Written instruction:
Show all lines holding "Mexico".
^^^^^^^^^^^^^^^^
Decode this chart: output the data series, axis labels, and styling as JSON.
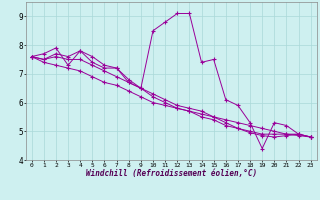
{
  "background_color": "#cef0f0",
  "grid_color": "#aad8d8",
  "line_color": "#990099",
  "marker": "+",
  "xlabel": "Windchill (Refroidissement éolien,°C)",
  "xlim": [
    -0.5,
    23.5
  ],
  "ylim": [
    4,
    9.5
  ],
  "yticks": [
    4,
    5,
    6,
    7,
    8,
    9
  ],
  "xticks": [
    0,
    1,
    2,
    3,
    4,
    5,
    6,
    7,
    8,
    9,
    10,
    11,
    12,
    13,
    14,
    15,
    16,
    17,
    18,
    19,
    20,
    21,
    22,
    23
  ],
  "series": [
    [
      7.6,
      7.7,
      7.9,
      7.3,
      7.8,
      7.6,
      7.3,
      7.2,
      6.8,
      6.5,
      8.5,
      8.8,
      9.1,
      9.1,
      7.4,
      7.5,
      6.1,
      5.9,
      5.3,
      4.4,
      5.3,
      5.2,
      4.9,
      4.8
    ],
    [
      7.6,
      7.5,
      7.6,
      7.5,
      7.5,
      7.3,
      7.1,
      6.9,
      6.7,
      6.5,
      6.2,
      6.0,
      5.8,
      5.7,
      5.5,
      5.4,
      5.2,
      5.1,
      5.0,
      4.9,
      4.9,
      4.9,
      4.9,
      4.8
    ],
    [
      7.6,
      7.4,
      7.3,
      7.2,
      7.1,
      6.9,
      6.7,
      6.6,
      6.4,
      6.2,
      6.0,
      5.9,
      5.8,
      5.7,
      5.6,
      5.5,
      5.4,
      5.3,
      5.2,
      5.1,
      5.0,
      4.9,
      4.85,
      4.8
    ],
    [
      7.6,
      7.5,
      7.7,
      7.6,
      7.8,
      7.4,
      7.2,
      7.2,
      6.7,
      6.5,
      6.3,
      6.1,
      5.9,
      5.8,
      5.7,
      5.5,
      5.3,
      5.1,
      4.95,
      4.85,
      4.8,
      4.85,
      4.9,
      4.8
    ]
  ]
}
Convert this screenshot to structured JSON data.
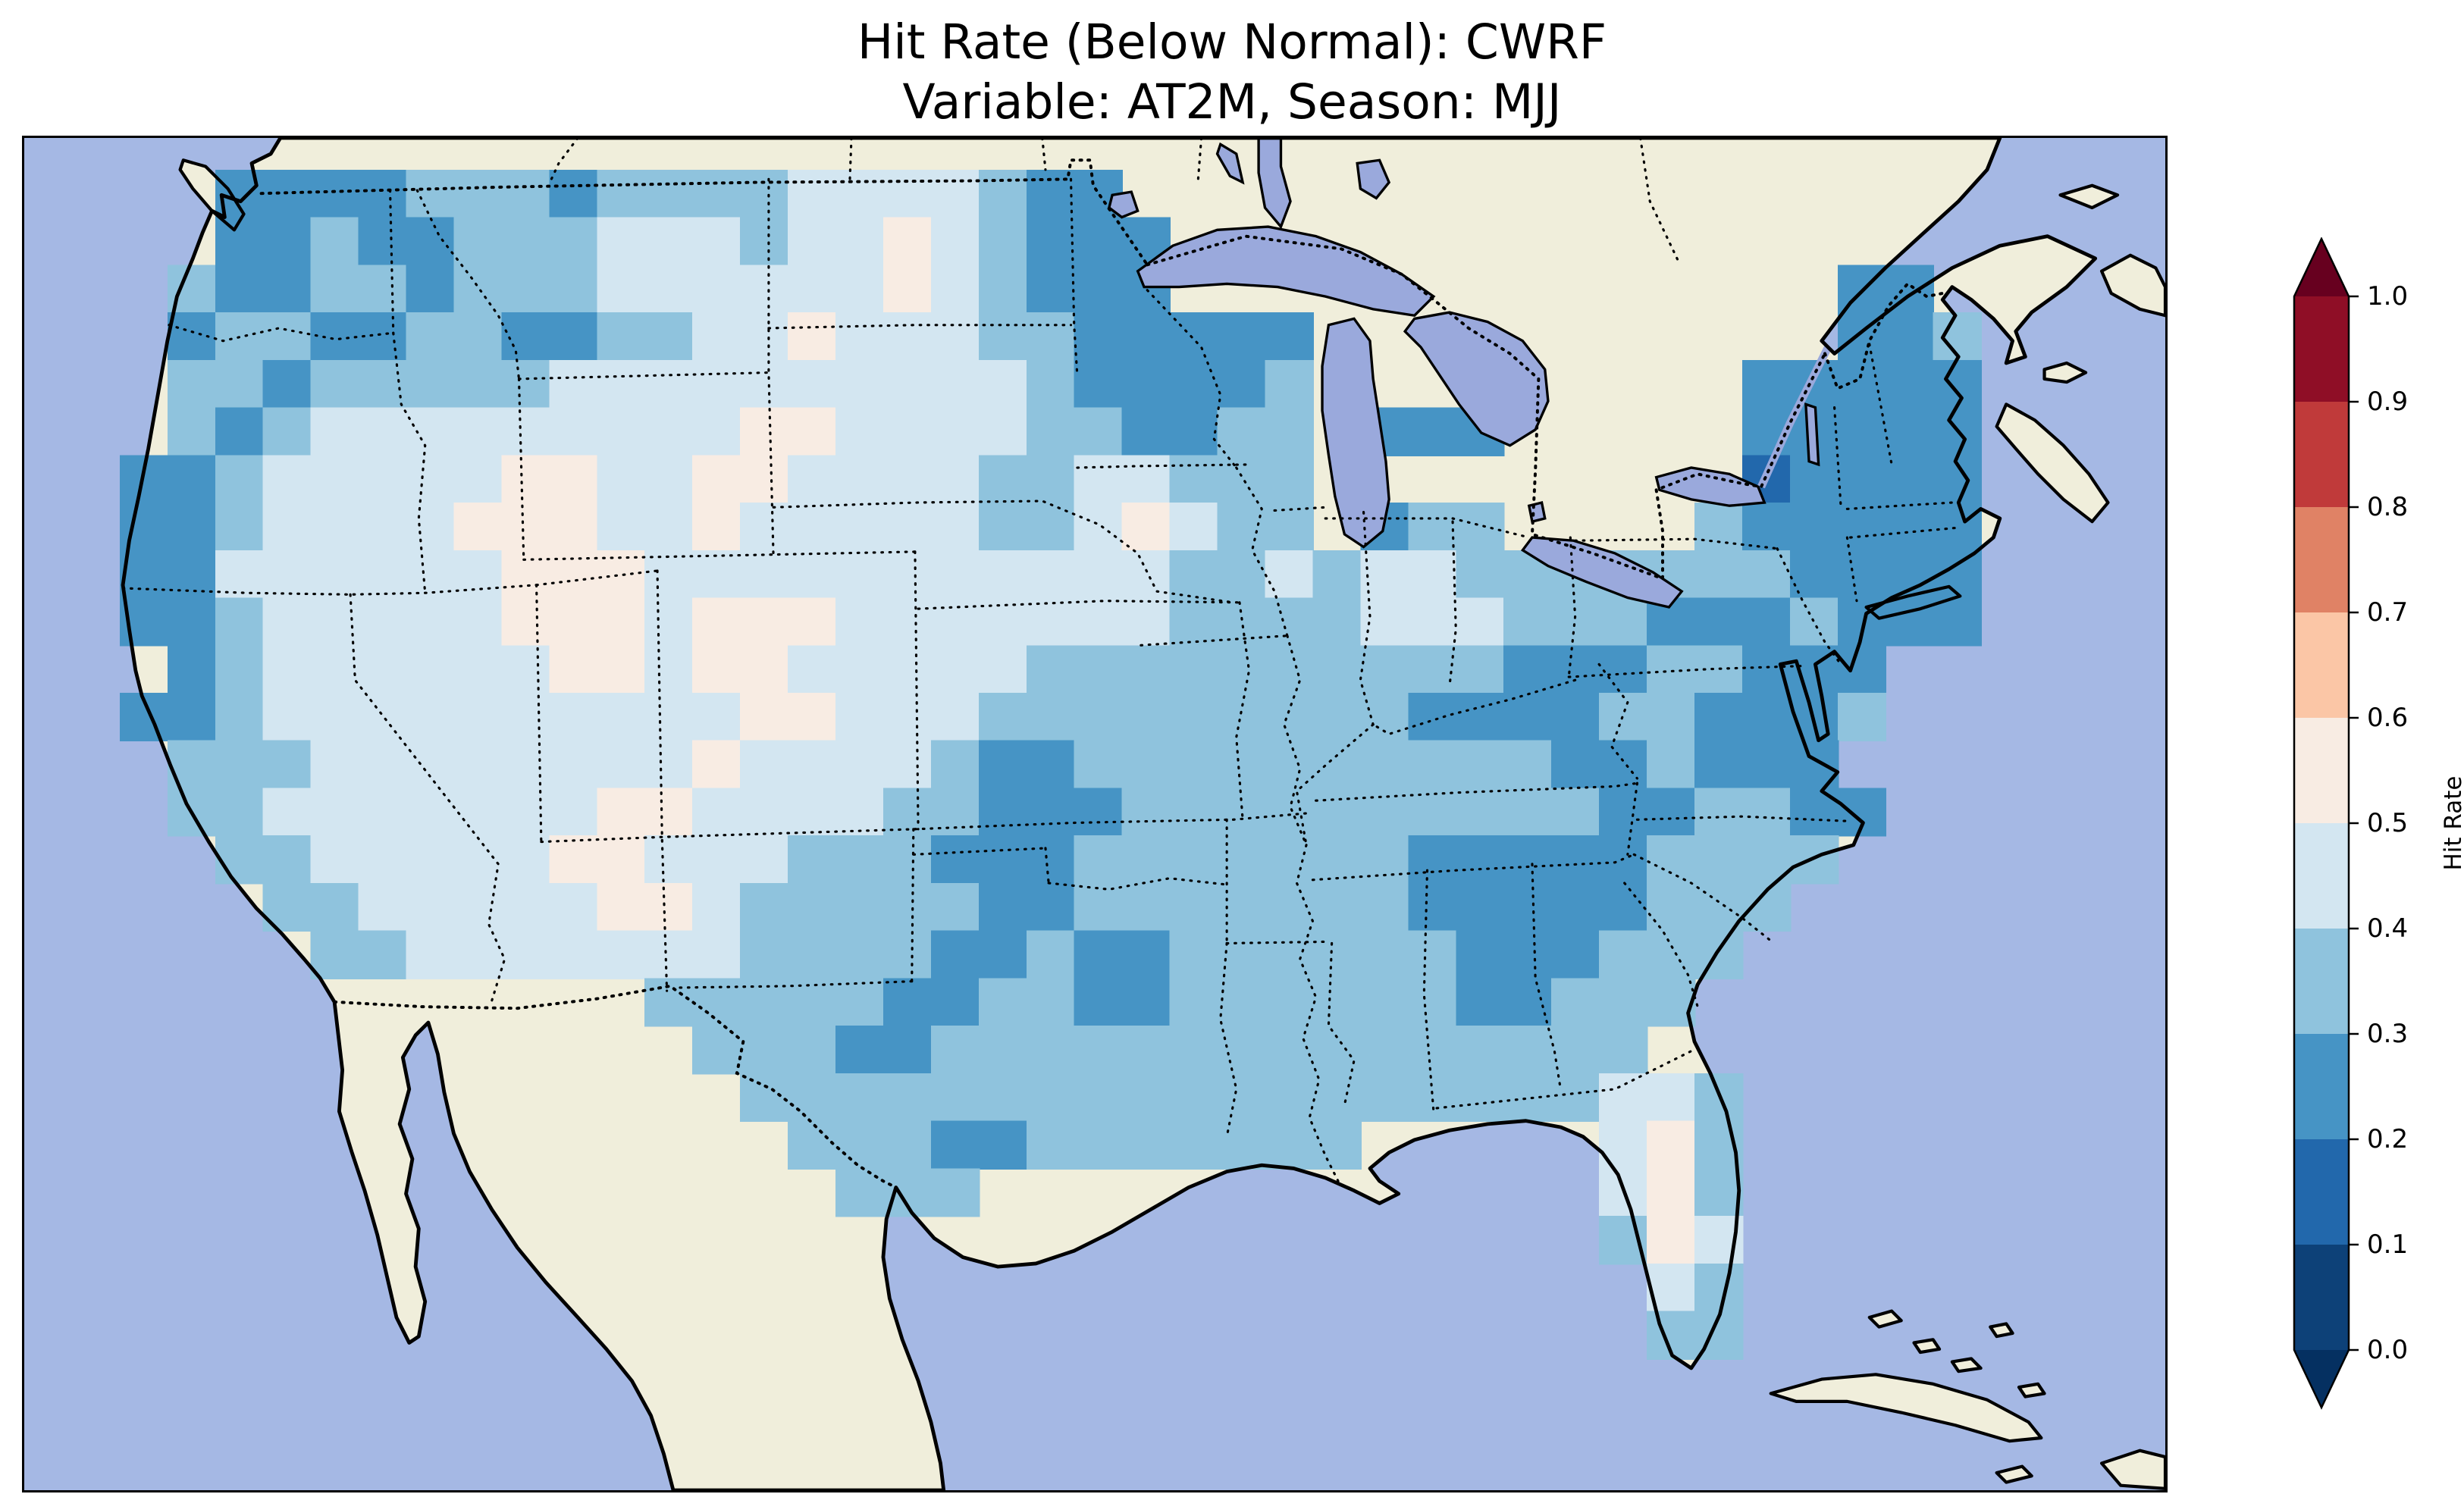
{
  "figure": {
    "title_line1": "Hit Rate (Below Normal): CWRF",
    "title_line2": "Variable: AT2M, Season: MJJ"
  },
  "chart_data": {
    "type": "heatmap",
    "title": "Hit Rate (Below Normal): CWRF",
    "subtitle": "Variable: AT2M, Season: MJJ",
    "metric": "Hit Rate (Below Normal)",
    "model": "CWRF",
    "variable": "AT2M",
    "season": "MJJ",
    "region": "Contiguous United States with surrounding Canada, Mexico, Gulf of Mexico and Atlantic",
    "legend_position": "right",
    "colorbar": {
      "label": "Hit Rate",
      "ticks_top_to_bottom": [
        "1.0",
        "0.9",
        "0.8",
        "0.7",
        "0.6",
        "0.5",
        "0.4",
        "0.3",
        "0.2",
        "0.1",
        "0.0"
      ],
      "range": [
        0.0,
        1.0
      ],
      "bin_width": 0.1,
      "bin_colors_low_to_high": [
        "#0d4178",
        "#2268ac",
        "#4694c5",
        "#8fc3dd",
        "#d3e6f1",
        "#f8ece3",
        "#fbc6a6",
        "#e08265",
        "#c03a3a",
        "#8f0e26"
      ],
      "extend_under_color": "#053061",
      "extend_over_color": "#67001f",
      "outline_color": "#000000"
    },
    "map_colors": {
      "ocean": "#a5b8e4",
      "land": "#f0eedb",
      "lake": "#9aa9dc",
      "coastline": "#000000",
      "border_style": "dotted"
    },
    "grid": {
      "note": "Approximate hit-rate field over CONUS read from the figure. Each character is one grid cell; digit d means value bin (d*0.1) to (d*0.1+0.1), '.' means no data (outside CONUS).",
      "cell_bins": {
        "1": "0.1-0.2",
        "2": "0.2-0.3",
        "3": "0.3-0.4",
        "4": "0.4-0.5",
        "5": "0.5-0.6",
        ".": "no data"
      },
      "cols": 39,
      "rows_count": 25,
      "rows": [
        "..2222333233334444322..................",
        "..22322333444344543222.................",
        ".322332333444444543222..............22.",
        ".233223322334454443322222...........223",
        ".332333334444444444322223.........22222",
        ".323444444444554444332233.222.....22222",
        "2234444455445544443344333.........12222",
        "2234444555445444443345433.233....322222",
        "224444445554444444444433434433333332222",
        "223444445554555444444433334443332223222",
        ".234444445545544444333333333322233222..",
        "2234444444444554443333333332222332223..",
        ".33344444444544443223333333333223222...",
        ".334444444554444332223333333333223322..",
        "..3344444554443332223333333222223333...",
        "...33444445543333322333333322222333....",
        "....334444444333322322333333222333.....",
        "...........3333322332233333322333......",
        "............33322333333333333333.......",
        ".............333333333333333333443.....",
        "..............333223333333.....453.....",
        "...............333.............453.....",
        "...............................354.....",
        "................................43.....",
        "................................33....."
      ]
    },
    "observations": "Hit rates over most of CONUS fall between 0.2 and 0.5; darker blue (0.2-0.3) patches over the Pacific Northwest, upper Midwest/Great Lakes, Northeast, Appalachia, Georgia/South Carolina, Oklahoma and central Texas; near-white (0.5-0.6) patches over Utah/Colorado, the Dakotas, New Mexico and central Florida; one 0.1-0.2 cell in central New York."
  }
}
^^^^^^^^^^^^^^^^
Problem solution:
    "region": "Contiguous United States with surrounding Canada, Mexico, Gulf of Mexico and Atlantic",
    "observations": "Hit rates over most of CONUS fall between 0.2 and 0.5; darker blue (0.2-0.3) patches over the Pacific Northwest, upper Midwest/Great Lakes, Northeast, Appalachia, Georgia/South Carolina, Oklahoma and central Texas; near-white (0.5-0.6) patches over Utah/Colorado, the Dakotas, New Mexico and central Florida; one 0.1-0.2 cell in central New York."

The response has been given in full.